> _Raw data_:
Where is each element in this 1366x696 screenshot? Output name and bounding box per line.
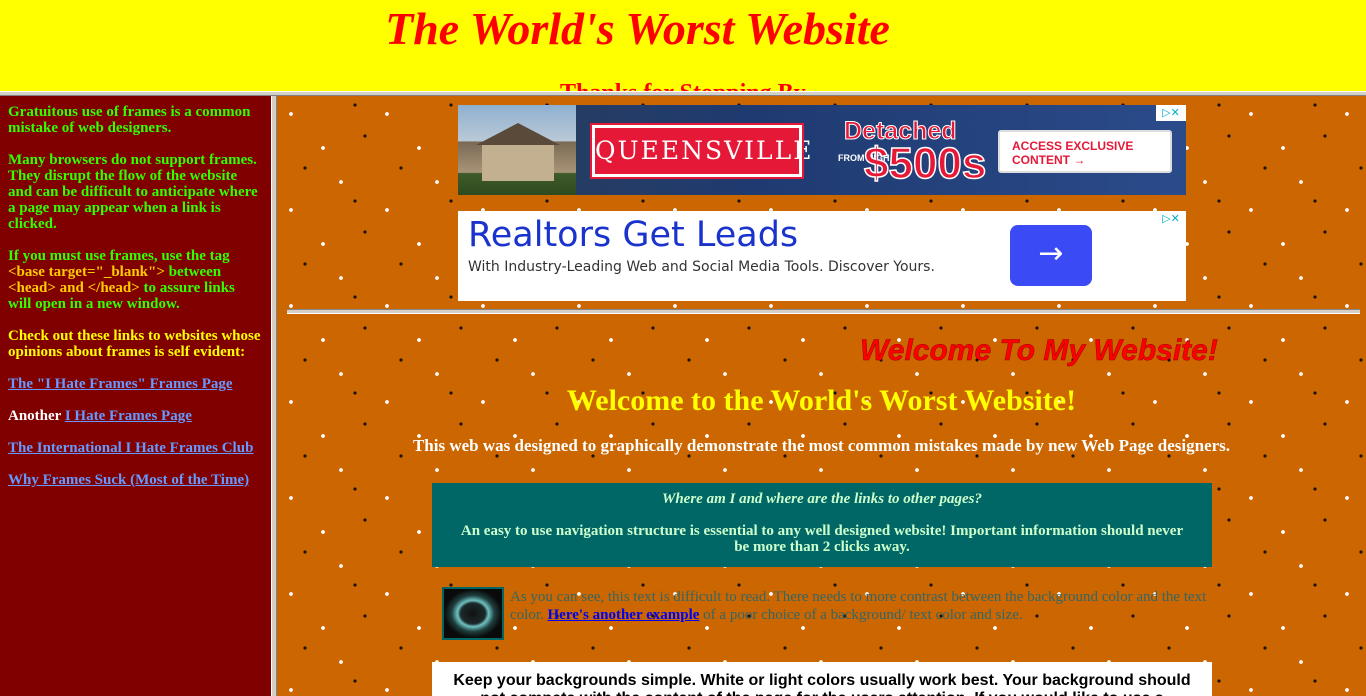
navigation-info-box: Where am I and where are the links to ot…: [432, 483, 1212, 567]
backgrounds-advice-text: Keep your backgrounds simple. White or l…: [453, 672, 1191, 696]
head-tag-code: <head> and </head>: [8, 280, 140, 296]
frames-problem-text: Many browsers do not support frames. The…: [8, 152, 258, 232]
another-example-link[interactable]: Here's another example: [548, 607, 700, 623]
arrow-right-icon[interactable]: →: [1010, 225, 1092, 286]
frames-tip-text: If you must use frames, use the tag <bas…: [8, 248, 261, 312]
price-text: $500s: [863, 138, 987, 189]
site-purpose-text: This web was designed to graphically dem…: [412, 436, 1231, 455]
realtors-banner-ad[interactable]: Realtors Get Leads With Industry-Leading…: [458, 211, 1186, 301]
main-frame: QUEENSVILLE Detached FROM HIGH $500s ACC…: [277, 96, 1366, 696]
detached-price: Detached FROM HIGH $500s: [838, 117, 987, 191]
link-why-frames-suck[interactable]: Why Frames Suck (Most of the Time): [8, 472, 249, 488]
backgrounds-advice-box: Keep your backgrounds simple. White or l…: [432, 662, 1212, 696]
horizontal-rule: [287, 309, 1360, 314]
eye-image: [442, 587, 504, 640]
site-title: The World's Worst Website: [385, 3, 890, 54]
another-label: Another: [8, 408, 62, 424]
ad-subtitle: With Industry-Leading Web and Social Med…: [468, 259, 935, 275]
nav-question: Where am I and where are the links to ot…: [661, 491, 983, 507]
nav-answer: An easy to use navigation structure is e…: [460, 523, 1184, 555]
adchoices-icon[interactable]: ▷✕: [1156, 105, 1186, 121]
base-tag-code: <base target="_blank">: [8, 264, 165, 280]
contrast-suffix: of a poor choice of a background/ text c…: [699, 607, 1023, 623]
ad-title: Realtors Get Leads: [468, 215, 799, 255]
welcome-heading: Welcome to the World's Worst Website!: [566, 384, 1077, 417]
tip-prefix: If you must use frames, use the tag: [8, 248, 230, 264]
left-frame: Gratuitous use of frames is a common mis…: [0, 96, 271, 696]
adchoices-icon[interactable]: ▷✕: [1156, 211, 1186, 227]
queensville-logo: QUEENSVILLE: [590, 123, 811, 179]
links-intro-text: Check out these links to websites whose …: [8, 328, 261, 360]
access-exclusive-button[interactable]: ACCESS EXCLUSIVE CONTENT →: [998, 130, 1172, 173]
welcome-marquee: Welcome To My Website!: [860, 334, 1218, 368]
link-international-club[interactable]: The International I Hate Frames Club: [8, 440, 253, 456]
top-frame: The World's Worst Website Thanks for Sto…: [0, 0, 1366, 91]
low-contrast-text: As you can see, this text is difficult t…: [510, 588, 1215, 624]
link-i-hate-frames-page[interactable]: The "I Hate Frames" Frames Page: [8, 376, 233, 392]
house-image: [458, 105, 576, 195]
tip-between: between: [164, 264, 222, 280]
scrolling-subtitle: Thanks for Stopping By: [560, 80, 806, 91]
frames-intro-text: Gratuitous use of frames is a common mis…: [8, 104, 251, 136]
queensville-banner-ad[interactable]: QUEENSVILLE Detached FROM HIGH $500s ACC…: [458, 105, 1186, 195]
link-i-hate-frames[interactable]: I Hate Frames Page: [65, 408, 192, 424]
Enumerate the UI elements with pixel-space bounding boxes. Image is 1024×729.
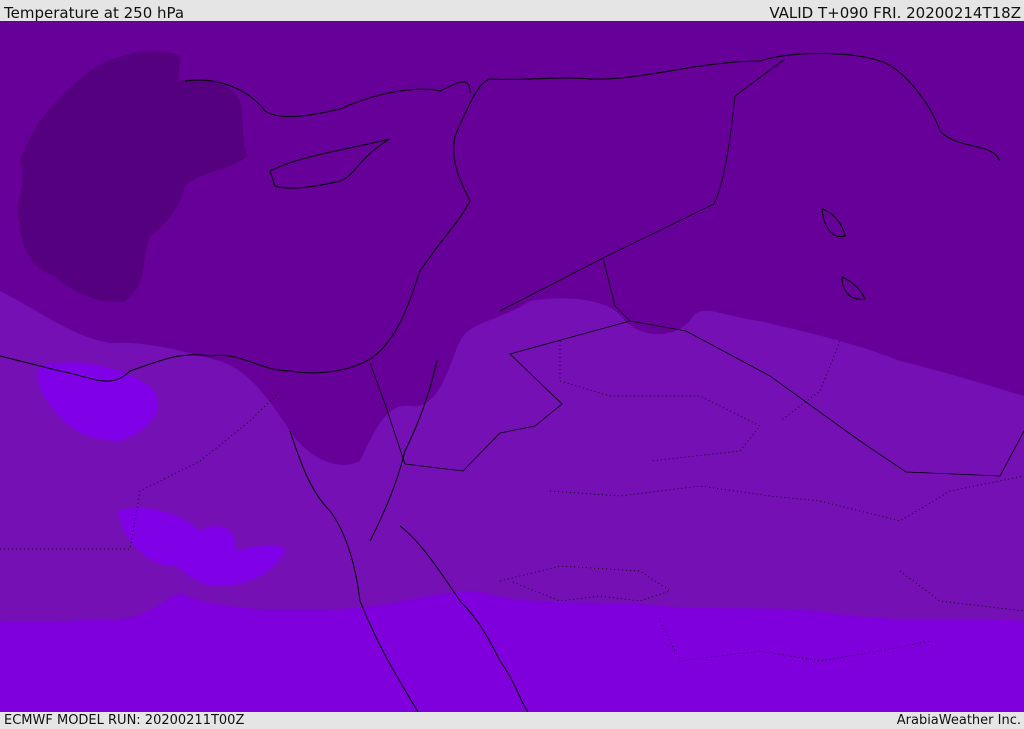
footer-bar: ECMWF MODEL RUN: 20200211T00Z ArabiaWeat… bbox=[0, 712, 1024, 729]
valid-time: VALID T+090 FRI. 20200214T18Z bbox=[769, 4, 1021, 22]
map-title: Temperature at 250 hPa bbox=[4, 4, 185, 22]
temperature-map bbox=[0, 21, 1024, 712]
header-bar: Temperature at 250 hPa VALID T+090 FRI. … bbox=[0, 0, 1024, 22]
credit: ArabiaWeather Inc. bbox=[896, 713, 1021, 728]
model-run: ECMWF MODEL RUN: 20200211T00Z bbox=[4, 713, 245, 728]
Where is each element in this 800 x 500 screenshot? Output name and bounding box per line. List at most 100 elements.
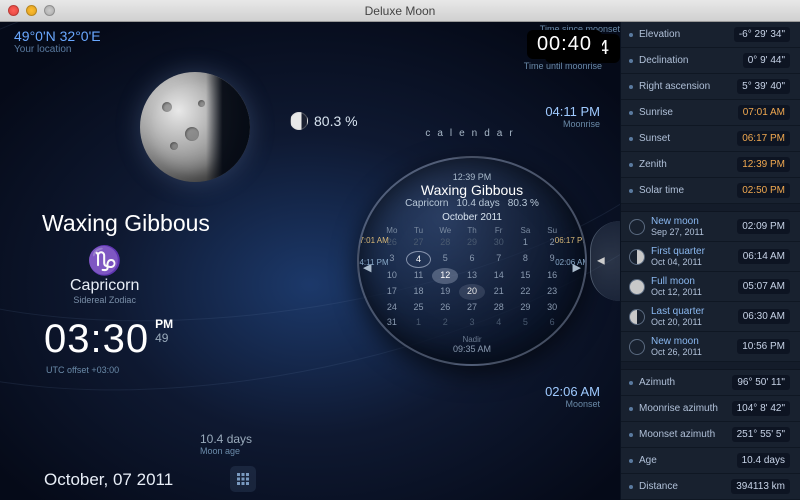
calendar-day[interactable]: 24 — [379, 300, 405, 316]
sidebar-row[interactable]: Zenith12:39 PM — [621, 152, 800, 178]
calendar-day[interactable]: 31 — [379, 315, 405, 331]
calendar-day[interactable]: 1 — [406, 315, 432, 331]
sidebar-row[interactable]: Distance394113 km — [621, 474, 800, 500]
calendar-day[interactable]: 3 — [459, 315, 485, 331]
phase-name-label: First quarter — [651, 246, 705, 257]
calendar-day[interactable]: 16 — [539, 268, 565, 284]
calendar-side-sunrise: 07:01 AM — [357, 236, 389, 245]
sidebar-row-label: Moonrise azimuth — [639, 403, 718, 414]
calendar-day-grid[interactable]: 2627282930123456789101112131415161718192… — [379, 235, 565, 331]
bullet-icon — [629, 459, 633, 463]
moonset-time: 02:06 AM — [545, 384, 600, 399]
sidebar-row-label: Moonset azimuth — [639, 429, 715, 440]
sidebar-row[interactable]: Age10.4 days — [621, 448, 800, 474]
calendar-weekday-header: MoTuWeThFrSaSu — [379, 226, 565, 235]
calendar-day[interactable]: 20 — [459, 284, 485, 300]
bullet-icon — [629, 85, 633, 89]
calendar-nadir-label: Nadir — [379, 335, 565, 344]
calendar-arc-label: calendar — [425, 128, 519, 139]
sidebar-phases-section: New moonSep 27, 201102:09 PMFirst quarte… — [621, 212, 800, 362]
moonset-block: 02:06 AM Moonset — [545, 384, 600, 409]
zodiac-sign-name: Capricorn — [70, 277, 139, 295]
calendar-day[interactable]: 5 — [432, 251, 458, 269]
calendar-day[interactable]: 27 — [406, 235, 432, 251]
sidebar-phase-row[interactable]: Last quarterOct 20, 201106:30 AM — [621, 302, 800, 332]
illumination-block: 80.3 % — [290, 112, 358, 130]
sidebar-row[interactable]: Sunset06:17 PM — [621, 126, 800, 152]
sidebar-row-label: Right ascension — [639, 81, 710, 92]
current-date[interactable]: October, 07 2011 — [44, 470, 173, 490]
sidebar-row[interactable]: Azimuth96° 50' 11" — [621, 370, 800, 396]
calendar-phase-name: Waxing Gibbous — [379, 182, 565, 198]
calendar-day[interactable]: 26 — [432, 300, 458, 316]
calendar-weekday: Tu — [406, 226, 432, 235]
clock-seconds: 49 — [155, 331, 173, 345]
calendar-day[interactable]: 14 — [486, 268, 512, 284]
sidebar-phase-row[interactable]: First quarterOct 04, 201106:14 AM — [621, 242, 800, 272]
moon-phase-name: Waxing Gibbous — [42, 210, 210, 237]
calendar-day[interactable]: 28 — [486, 300, 512, 316]
sidebar-row[interactable]: Right ascension5° 39' 40" — [621, 74, 800, 100]
calendar-day[interactable]: 23 — [539, 284, 565, 300]
calendar-day[interactable]: 13 — [459, 268, 485, 284]
bullet-icon — [629, 33, 633, 37]
moon-age-label: Moon age — [200, 446, 252, 456]
calendar-day[interactable]: 5 — [513, 315, 539, 331]
calendar-day[interactable]: 10 — [379, 268, 405, 284]
calendar-day[interactable]: 2 — [432, 315, 458, 331]
sidebar-row[interactable]: Moonrise azimuth104° 8' 42" — [621, 396, 800, 422]
calendar-day[interactable]: 6 — [459, 251, 485, 269]
sidebar-row-label: Solar time — [639, 185, 684, 196]
calendar-day[interactable]: 19 — [432, 284, 458, 300]
sidebar-row[interactable]: Sunrise07:01 AM — [621, 100, 800, 126]
calendar-day[interactable]: 4 — [406, 251, 432, 269]
moon-age-value: 10.4 days — [200, 432, 252, 446]
location-label: Your location — [14, 44, 101, 55]
calendar-day[interactable]: 29 — [459, 235, 485, 251]
calendar-day[interactable]: 22 — [513, 284, 539, 300]
moon-phase-icon — [629, 219, 645, 235]
calendar-weekday: Th — [459, 226, 485, 235]
calendar-day[interactable]: 17 — [379, 284, 405, 300]
calendar-day[interactable]: 25 — [406, 300, 432, 316]
phase-time-value: 10:56 PM — [737, 339, 790, 354]
calendar-day[interactable]: 7 — [486, 251, 512, 269]
calendar-day[interactable]: 30 — [486, 235, 512, 251]
sidebar-row[interactable]: Solar time02:50 PM — [621, 178, 800, 204]
calendar-day[interactable]: 1 — [513, 235, 539, 251]
sidebar-phase-row[interactable]: New moonOct 26, 201110:56 PM — [621, 332, 800, 362]
calendar-day[interactable]: 11 — [406, 268, 432, 284]
calendar-weekday: Sa — [513, 226, 539, 235]
sidebar-row[interactable]: Moonset azimuth251° 55' 5" — [621, 422, 800, 448]
calendar-weekday: Su — [539, 226, 565, 235]
sidebar[interactable]: Elevation-6° 29' 34"Declination0° 9' 44"… — [620, 22, 800, 500]
sidebar-row-value: 10.4 days — [737, 453, 790, 468]
sidebar-phase-row[interactable]: New moonSep 27, 201102:09 PM — [621, 212, 800, 242]
zodiac-block[interactable]: ♑ Capricorn Sidereal Zodiac — [70, 247, 139, 305]
calendar-side-moonrise: 04:11 PM — [357, 258, 389, 267]
calendar-day[interactable]: 21 — [486, 284, 512, 300]
calendar-day[interactable]: 6 — [539, 315, 565, 331]
bullet-icon — [629, 407, 633, 411]
calendar-day[interactable]: 28 — [432, 235, 458, 251]
grid-menu-button[interactable] — [230, 466, 256, 492]
calendar-day[interactable]: 12 — [432, 268, 458, 284]
location-block[interactable]: 49°0'N 32°0'E Your location — [14, 28, 101, 55]
calendar-day[interactable]: 4 — [486, 315, 512, 331]
sidebar-row-value: 12:39 PM — [737, 157, 790, 172]
calendar-day[interactable]: 18 — [406, 284, 432, 300]
sidebar-row[interactable]: Declination0° 9' 44" — [621, 48, 800, 74]
calendar-day[interactable]: 29 — [513, 300, 539, 316]
sidebar-row[interactable]: Elevation-6° 29' 34" — [621, 22, 800, 48]
sidebar-row-label: Distance — [639, 481, 678, 492]
moon-disc[interactable] — [140, 72, 250, 182]
sidebar-phase-row[interactable]: Full moonOct 12, 201105:07 AM — [621, 272, 800, 302]
location-coords: 49°0'N 32°0'E — [14, 28, 101, 44]
moonrise-countdown: 00:40 Time until moonrise — [524, 30, 602, 71]
calendar-day[interactable]: 15 — [513, 268, 539, 284]
calendar-widget[interactable]: calendar 12:39 PM Waxing Gibbous Caprico… — [345, 140, 600, 370]
calendar-day[interactable]: 27 — [459, 300, 485, 316]
moonrise-time: 04:11 PM — [545, 104, 600, 119]
calendar-day[interactable]: 30 — [539, 300, 565, 316]
calendar-day[interactable]: 8 — [513, 251, 539, 269]
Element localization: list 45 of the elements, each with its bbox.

> _Task objective_: Copy out the entries between the lines holding "footer-bar: ECMWF MODEL" and "Where is each element in this 800", inclusive, swapping "credit" for "attribution" and changing nothing else.

> _Result of this exercise_:
footer-bar: ECMWF MODEL RUN: 20200211T00Z ArabiaWeat… bbox=[0, 712, 1024, 729]
valid-time: VALID T+090 FRI. 20200214T18Z bbox=[769, 4, 1021, 22]
map-title: Temperature at 250 hPa bbox=[4, 4, 185, 22]
temperature-map bbox=[0, 21, 1024, 712]
header-bar: Temperature at 250 hPa VALID T+090 FRI. … bbox=[0, 0, 1024, 22]
attribution: ArabiaWeather Inc. bbox=[896, 713, 1021, 728]
model-run: ECMWF MODEL RUN: 20200211T00Z bbox=[4, 713, 245, 728]
Where is each element in this 800 x 500 screenshot? Output name and bounding box per line. List at most 100 elements.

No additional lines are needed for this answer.